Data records
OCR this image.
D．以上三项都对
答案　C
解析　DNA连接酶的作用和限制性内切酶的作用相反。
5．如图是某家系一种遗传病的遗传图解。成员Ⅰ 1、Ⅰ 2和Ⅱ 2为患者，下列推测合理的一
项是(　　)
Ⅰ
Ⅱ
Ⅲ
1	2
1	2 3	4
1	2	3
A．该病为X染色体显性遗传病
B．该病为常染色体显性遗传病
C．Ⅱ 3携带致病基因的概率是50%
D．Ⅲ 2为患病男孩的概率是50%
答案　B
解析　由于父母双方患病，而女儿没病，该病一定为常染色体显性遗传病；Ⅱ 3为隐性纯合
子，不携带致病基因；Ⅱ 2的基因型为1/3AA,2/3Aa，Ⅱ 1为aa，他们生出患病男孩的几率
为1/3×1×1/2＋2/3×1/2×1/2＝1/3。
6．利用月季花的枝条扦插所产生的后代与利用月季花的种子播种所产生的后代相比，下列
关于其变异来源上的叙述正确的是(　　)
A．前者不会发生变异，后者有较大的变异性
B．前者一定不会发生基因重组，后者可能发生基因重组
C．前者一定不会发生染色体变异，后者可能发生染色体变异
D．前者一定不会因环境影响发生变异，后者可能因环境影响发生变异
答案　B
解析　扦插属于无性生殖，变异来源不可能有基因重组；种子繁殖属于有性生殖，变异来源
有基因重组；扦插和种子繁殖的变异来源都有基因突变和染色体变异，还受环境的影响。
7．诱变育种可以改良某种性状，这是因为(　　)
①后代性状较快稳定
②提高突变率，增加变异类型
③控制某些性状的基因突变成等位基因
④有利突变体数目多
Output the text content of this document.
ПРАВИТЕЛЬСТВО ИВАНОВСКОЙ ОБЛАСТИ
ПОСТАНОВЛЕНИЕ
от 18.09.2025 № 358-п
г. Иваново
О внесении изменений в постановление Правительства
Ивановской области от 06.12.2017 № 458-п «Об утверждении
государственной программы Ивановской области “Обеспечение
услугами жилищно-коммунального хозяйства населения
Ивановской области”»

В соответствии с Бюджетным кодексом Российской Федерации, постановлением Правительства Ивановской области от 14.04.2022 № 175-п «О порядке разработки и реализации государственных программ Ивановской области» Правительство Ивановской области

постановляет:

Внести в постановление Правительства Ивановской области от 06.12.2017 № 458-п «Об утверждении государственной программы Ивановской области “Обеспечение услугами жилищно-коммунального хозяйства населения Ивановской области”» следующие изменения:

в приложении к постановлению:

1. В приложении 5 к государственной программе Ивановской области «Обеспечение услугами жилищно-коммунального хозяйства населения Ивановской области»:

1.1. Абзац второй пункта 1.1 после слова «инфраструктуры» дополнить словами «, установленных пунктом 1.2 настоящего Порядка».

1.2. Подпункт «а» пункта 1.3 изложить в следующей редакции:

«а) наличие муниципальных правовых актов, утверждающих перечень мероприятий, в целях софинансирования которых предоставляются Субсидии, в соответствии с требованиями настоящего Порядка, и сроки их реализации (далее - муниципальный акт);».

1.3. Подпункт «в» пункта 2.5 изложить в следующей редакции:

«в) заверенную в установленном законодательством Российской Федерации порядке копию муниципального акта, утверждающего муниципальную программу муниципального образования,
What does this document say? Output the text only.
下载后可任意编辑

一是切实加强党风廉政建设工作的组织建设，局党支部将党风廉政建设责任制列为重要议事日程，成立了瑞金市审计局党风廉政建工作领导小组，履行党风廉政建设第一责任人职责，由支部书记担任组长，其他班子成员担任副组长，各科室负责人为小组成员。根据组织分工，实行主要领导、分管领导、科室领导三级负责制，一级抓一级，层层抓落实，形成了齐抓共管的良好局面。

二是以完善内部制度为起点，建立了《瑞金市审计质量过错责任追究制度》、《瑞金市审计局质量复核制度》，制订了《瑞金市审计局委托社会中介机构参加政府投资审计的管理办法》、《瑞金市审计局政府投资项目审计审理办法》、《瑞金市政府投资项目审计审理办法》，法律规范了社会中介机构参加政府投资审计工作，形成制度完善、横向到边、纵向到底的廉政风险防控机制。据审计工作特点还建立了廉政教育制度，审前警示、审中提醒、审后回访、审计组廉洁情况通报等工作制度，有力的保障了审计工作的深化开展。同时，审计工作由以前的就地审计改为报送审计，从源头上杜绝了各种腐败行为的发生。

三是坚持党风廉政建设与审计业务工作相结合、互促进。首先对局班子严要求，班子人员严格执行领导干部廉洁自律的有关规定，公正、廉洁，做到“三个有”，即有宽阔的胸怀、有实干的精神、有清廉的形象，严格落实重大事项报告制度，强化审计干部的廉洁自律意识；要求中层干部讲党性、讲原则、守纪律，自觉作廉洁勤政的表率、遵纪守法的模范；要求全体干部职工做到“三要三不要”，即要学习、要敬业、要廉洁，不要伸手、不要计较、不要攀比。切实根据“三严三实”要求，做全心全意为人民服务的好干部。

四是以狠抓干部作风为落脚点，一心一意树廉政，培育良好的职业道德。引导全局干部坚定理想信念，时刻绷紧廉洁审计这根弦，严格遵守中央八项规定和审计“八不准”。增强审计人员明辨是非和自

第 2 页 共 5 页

# [Problem details]
Extract from the data every line where "this" shows up.

# [Final answer]
OCR this image.
Output the text content of this document.
What does this document say? Output the text only.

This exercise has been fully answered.